* Exercise directions
Repeat each record below exactly as given.

☆ ☆ ☆ ☆ ☆

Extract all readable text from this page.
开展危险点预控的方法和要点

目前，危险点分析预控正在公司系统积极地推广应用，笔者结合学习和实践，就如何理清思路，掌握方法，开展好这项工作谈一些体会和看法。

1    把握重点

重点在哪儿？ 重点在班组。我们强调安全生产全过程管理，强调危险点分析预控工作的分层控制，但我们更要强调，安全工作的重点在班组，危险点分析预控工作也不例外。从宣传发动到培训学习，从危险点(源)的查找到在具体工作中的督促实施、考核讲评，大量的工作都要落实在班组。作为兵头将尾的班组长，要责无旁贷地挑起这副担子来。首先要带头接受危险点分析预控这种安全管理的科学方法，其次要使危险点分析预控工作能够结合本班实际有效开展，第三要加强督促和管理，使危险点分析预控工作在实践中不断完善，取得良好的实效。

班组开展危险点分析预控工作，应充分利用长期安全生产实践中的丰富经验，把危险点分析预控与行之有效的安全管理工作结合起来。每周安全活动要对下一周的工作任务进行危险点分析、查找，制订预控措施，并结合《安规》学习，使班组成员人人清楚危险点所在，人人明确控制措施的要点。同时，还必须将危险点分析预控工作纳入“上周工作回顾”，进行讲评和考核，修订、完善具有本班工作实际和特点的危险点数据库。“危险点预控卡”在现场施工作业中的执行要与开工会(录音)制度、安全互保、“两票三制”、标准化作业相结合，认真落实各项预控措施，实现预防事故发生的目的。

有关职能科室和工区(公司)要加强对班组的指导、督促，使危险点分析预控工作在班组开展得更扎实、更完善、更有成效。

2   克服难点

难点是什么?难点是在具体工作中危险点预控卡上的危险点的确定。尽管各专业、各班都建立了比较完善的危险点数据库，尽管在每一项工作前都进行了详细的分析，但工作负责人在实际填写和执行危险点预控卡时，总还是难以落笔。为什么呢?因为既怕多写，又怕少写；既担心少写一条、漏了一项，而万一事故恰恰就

☆ ☆ ☆ ☆ ☆

* Solved exercise
Extract all readable text from this page.
开展危险点预控的方法和要点

目前，危险点分析预控正在公司系统积极地推广应用，笔者结合学习和实践，就如何理清思路，掌握方法，开展好这项工作谈一些体会和看法。

1    把握重点

重点在哪儿？ 重点在班组。我们强调安全生产全过程管理，强调危险点分析预控工作的分层控制，但我们更要强调，安全工作的重点在班组，危险点分析预控工作也不例外。从宣传发动到培训学习，从危险点(源)的查找到在具体工作中的督促实施、考核讲评，大量的工作都要落实在班组。作为兵头将尾的班组长，要责无旁贷地挑起这副担子来。首先要带头接受危险点分析预控这种安全管理的科学方法，其次要使危险点分析预控工作能够结合本班实际有效开展，第三要加强督促和管理，使危险点分析预控工作在实践中不断完善，取得良好的实效。

班组开展危险点分析预控工作，应充分利用长期安全生产实践中的丰富经验，把危险点分析预控与行之有效的安全管理工作结合起来。每周安全活动要对下一周的工作任务进行危险点分析、查找，制订预控措施，并结合《安规》学习，使班组成员人人清楚危险点所在，人人明确控制措施的要点。同时，还必须将危险点分析预控工作纳入“上周工作回顾”，进行讲评和考核，修订、完善具有本班工作实际和特点的危险点数据库。“危险点预控卡”在现场施工作业中的执行要与开工会(录音)制度、安全互保、“两票三制”、标准化作业相结合，认真落实各项预控措施，实现预防事故发生的目的。

有关职能科室和工区(公司)要加强对班组的指导、督促，使危险点分析预控工作在班组开展得更扎实、更完善、更有成效。

2   克服难点

难点是什么?难点是在具体工作中危险点预控卡上的危险点的确定。尽管各专业、各班都建立了比较完善的危险点数据库，尽管在每一项工作前都进行了详细的分析，但工作负责人在实际填写和执行危险点预控卡时，总还是难以落笔。为什么呢?因为既怕多写，又怕少写；既担心少写一条、漏了一项，而万一事故恰恰就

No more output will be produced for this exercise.